TO BE DONE:
Please write out the material below exactly as given.

EXERCISE MATERIALS:

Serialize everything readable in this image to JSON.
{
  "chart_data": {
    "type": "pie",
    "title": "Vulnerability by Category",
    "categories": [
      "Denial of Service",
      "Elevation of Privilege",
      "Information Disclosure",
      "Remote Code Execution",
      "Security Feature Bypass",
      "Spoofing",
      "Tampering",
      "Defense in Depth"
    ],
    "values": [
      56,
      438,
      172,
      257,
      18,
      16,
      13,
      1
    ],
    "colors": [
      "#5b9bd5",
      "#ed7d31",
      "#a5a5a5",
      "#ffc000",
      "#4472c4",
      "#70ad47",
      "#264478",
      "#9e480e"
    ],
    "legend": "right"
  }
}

EXERCISE RESPONSE:
Serialize everything readable in this image to JSON.
{
  "chart_data": {
    "type": "pie",
    "title": "Vulnerability by Category",
    "categories": [
      "Denial of Service",
      "Elevation of Privilege",
      "Information Disclosure",
      "Remote Code Execution",
      "Security Feature Bypass",
      "Spoofing",
      "Tampering",
      "Defense in Depth"
    ],
    "values": [
      56,
      438,
      172,
      257,
      18,
      16,
      13,
      1
    ],
    "colors": [
      "#5b9bd5",
      "#ed7d31",
      "#a5a5a5",
      "#ffc000",
      "#4472c4",
      "#70ad47",
      "#264478",
      "#9e480e"
    ],
    "legend": "right"
  }
}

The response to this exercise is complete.